EXERCISE DETAILS
Starting at the line that contains "Extract all the data from this chart as JSON.", transcribe every remaining line of the entries exactly, including the last one.

——————————

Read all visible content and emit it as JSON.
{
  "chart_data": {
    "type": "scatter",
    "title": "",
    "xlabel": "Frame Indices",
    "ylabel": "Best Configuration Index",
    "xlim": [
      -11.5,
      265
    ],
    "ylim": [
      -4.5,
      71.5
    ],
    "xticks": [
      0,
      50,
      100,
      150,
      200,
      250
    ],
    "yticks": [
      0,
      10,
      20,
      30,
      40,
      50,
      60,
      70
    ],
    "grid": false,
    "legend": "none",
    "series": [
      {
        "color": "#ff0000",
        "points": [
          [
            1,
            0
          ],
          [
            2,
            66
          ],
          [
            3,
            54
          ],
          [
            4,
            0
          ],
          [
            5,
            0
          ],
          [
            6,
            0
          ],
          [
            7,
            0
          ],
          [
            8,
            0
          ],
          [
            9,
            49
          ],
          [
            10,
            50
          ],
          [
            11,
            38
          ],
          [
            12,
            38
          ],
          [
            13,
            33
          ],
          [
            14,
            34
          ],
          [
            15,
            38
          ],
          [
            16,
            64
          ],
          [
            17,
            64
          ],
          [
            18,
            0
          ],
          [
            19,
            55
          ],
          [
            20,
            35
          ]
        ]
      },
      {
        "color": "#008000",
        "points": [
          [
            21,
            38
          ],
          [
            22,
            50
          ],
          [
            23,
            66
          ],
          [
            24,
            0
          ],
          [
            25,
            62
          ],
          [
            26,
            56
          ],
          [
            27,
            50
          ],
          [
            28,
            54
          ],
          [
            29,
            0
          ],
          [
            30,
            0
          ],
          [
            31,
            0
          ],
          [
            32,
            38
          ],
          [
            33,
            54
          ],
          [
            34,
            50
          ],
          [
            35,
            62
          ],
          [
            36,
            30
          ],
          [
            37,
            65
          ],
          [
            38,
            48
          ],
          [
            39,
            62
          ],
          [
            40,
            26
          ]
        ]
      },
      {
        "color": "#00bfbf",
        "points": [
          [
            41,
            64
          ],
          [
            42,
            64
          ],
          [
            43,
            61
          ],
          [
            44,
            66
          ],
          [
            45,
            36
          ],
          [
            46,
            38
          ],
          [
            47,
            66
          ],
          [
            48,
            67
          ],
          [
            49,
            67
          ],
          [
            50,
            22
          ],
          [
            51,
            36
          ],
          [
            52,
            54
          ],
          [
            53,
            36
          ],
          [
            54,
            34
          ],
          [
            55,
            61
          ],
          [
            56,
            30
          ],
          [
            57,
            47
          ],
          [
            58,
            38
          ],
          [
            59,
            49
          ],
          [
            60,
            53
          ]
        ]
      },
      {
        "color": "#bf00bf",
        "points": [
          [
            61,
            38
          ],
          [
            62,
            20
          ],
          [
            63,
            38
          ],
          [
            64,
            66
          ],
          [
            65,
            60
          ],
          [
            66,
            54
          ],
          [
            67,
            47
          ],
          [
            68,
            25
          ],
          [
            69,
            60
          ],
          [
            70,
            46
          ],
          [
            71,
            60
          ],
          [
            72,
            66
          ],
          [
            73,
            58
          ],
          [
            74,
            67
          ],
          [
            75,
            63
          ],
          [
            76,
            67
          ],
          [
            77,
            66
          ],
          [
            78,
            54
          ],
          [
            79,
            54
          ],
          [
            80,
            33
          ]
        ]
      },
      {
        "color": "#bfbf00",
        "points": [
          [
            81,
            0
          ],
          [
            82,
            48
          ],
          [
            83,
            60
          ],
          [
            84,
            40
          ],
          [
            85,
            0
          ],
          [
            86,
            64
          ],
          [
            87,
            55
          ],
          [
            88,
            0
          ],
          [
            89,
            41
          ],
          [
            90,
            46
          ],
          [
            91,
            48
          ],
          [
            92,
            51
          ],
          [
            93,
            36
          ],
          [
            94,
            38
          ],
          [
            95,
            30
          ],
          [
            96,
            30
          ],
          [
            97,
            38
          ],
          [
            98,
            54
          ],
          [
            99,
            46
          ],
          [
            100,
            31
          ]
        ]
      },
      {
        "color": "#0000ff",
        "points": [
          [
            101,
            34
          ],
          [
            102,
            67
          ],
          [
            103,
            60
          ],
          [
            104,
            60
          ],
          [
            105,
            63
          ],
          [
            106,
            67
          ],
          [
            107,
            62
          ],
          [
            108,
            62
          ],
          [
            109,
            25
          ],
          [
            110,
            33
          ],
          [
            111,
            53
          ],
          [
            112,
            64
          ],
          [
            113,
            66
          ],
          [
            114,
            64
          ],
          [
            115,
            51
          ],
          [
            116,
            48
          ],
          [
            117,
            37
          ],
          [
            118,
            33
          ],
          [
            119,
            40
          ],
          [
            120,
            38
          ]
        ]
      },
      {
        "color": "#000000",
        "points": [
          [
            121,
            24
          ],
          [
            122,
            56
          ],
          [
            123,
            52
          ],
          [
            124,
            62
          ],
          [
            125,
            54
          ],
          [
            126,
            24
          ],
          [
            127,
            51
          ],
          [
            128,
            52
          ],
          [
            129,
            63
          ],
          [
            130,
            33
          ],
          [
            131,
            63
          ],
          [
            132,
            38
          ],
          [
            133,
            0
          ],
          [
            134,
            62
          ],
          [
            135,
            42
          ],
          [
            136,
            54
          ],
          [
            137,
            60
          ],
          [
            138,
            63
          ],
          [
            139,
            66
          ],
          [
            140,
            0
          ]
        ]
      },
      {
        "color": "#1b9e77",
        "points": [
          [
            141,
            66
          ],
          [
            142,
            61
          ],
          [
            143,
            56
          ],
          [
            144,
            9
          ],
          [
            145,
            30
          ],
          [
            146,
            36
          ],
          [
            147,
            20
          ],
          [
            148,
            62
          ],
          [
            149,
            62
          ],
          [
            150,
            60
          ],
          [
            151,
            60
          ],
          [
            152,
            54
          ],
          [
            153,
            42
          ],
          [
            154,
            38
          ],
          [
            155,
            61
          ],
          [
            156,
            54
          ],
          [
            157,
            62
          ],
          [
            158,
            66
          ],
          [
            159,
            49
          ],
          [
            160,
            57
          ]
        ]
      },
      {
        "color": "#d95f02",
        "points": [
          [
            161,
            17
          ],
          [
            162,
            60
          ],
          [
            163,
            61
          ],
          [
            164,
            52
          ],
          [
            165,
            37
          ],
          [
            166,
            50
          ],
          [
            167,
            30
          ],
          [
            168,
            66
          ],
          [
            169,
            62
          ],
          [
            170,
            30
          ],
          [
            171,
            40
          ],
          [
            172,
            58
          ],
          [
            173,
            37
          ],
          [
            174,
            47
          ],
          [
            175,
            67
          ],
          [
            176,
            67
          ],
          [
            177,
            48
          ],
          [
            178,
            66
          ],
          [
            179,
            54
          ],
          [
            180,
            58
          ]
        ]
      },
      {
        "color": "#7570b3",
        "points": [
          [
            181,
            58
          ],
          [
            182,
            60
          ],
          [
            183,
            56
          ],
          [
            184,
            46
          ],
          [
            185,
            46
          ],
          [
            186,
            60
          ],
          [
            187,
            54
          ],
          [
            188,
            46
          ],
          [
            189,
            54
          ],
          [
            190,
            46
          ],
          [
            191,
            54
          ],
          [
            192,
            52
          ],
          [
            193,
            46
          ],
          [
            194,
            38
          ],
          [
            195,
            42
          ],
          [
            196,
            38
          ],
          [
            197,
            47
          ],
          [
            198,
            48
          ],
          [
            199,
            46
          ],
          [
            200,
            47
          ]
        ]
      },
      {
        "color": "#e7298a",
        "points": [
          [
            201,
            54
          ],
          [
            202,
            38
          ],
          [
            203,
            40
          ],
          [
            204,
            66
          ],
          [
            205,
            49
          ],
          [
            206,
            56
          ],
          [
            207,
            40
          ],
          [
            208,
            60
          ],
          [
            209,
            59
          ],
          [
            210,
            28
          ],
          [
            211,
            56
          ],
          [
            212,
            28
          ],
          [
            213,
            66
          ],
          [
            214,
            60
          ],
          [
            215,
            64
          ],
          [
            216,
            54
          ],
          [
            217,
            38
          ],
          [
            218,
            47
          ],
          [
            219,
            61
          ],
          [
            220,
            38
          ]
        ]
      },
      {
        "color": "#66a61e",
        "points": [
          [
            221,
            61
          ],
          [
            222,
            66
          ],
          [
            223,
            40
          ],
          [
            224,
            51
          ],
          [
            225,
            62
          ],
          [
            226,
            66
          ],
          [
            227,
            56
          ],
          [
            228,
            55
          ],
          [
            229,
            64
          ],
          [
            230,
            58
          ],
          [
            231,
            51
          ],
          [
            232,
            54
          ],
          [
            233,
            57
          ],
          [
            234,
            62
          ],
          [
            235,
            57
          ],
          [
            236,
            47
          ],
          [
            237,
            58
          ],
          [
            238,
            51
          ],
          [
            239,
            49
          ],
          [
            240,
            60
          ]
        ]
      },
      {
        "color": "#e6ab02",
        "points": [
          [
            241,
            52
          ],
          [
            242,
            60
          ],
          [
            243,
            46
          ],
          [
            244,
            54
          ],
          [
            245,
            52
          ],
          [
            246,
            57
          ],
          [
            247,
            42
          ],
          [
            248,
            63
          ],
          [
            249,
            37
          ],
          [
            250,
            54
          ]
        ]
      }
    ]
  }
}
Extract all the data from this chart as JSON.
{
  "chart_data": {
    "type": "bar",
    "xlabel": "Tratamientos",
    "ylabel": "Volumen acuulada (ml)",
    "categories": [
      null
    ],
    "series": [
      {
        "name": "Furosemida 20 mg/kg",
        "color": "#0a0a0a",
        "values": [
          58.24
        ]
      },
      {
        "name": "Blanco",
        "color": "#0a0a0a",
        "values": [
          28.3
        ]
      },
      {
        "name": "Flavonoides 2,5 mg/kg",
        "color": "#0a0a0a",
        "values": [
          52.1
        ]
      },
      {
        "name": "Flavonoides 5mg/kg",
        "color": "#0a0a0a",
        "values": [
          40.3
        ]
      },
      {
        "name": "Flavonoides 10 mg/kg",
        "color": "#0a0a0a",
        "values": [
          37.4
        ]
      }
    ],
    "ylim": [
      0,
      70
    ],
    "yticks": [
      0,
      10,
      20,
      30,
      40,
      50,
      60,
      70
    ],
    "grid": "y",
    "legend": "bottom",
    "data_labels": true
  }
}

——————————

SOLUTION TO THE PROBLEM
Extract all the data from this chart as JSON.
{
  "chart_data": {
    "type": "bar",
    "xlabel": "Tratamientos",
    "ylabel": "Volumen acuulada (ml)",
    "categories": [
      null
    ],
    "series": [
      {
        "name": "Furosemida 20 mg/kg",
        "color": "#0a0a0a",
        "values": [
          58.24
        ]
      },
      {
        "name": "Blanco",
        "color": "#0a0a0a",
        "values": [
          28.3
        ]
      },
      {
        "name": "Flavonoides 2,5 mg/kg",
        "color": "#0a0a0a",
        "values": [
          52.1
        ]
      },
      {
        "name": "Flavonoides 5mg/kg",
        "color": "#0a0a0a",
        "values": [
          40.3
        ]
      },
      {
        "name": "Flavonoides 10 mg/kg",
        "color": "#0a0a0a",
        "values": [
          37.4
        ]
      }
    ],
    "ylim": [
      0,
      70
    ],
    "yticks": [
      0,
      10,
      20,
      30,
      40,
      50,
      60,
      70
    ],
    "grid": "y",
    "legend": "bottom",
    "data_labels": true
  }
}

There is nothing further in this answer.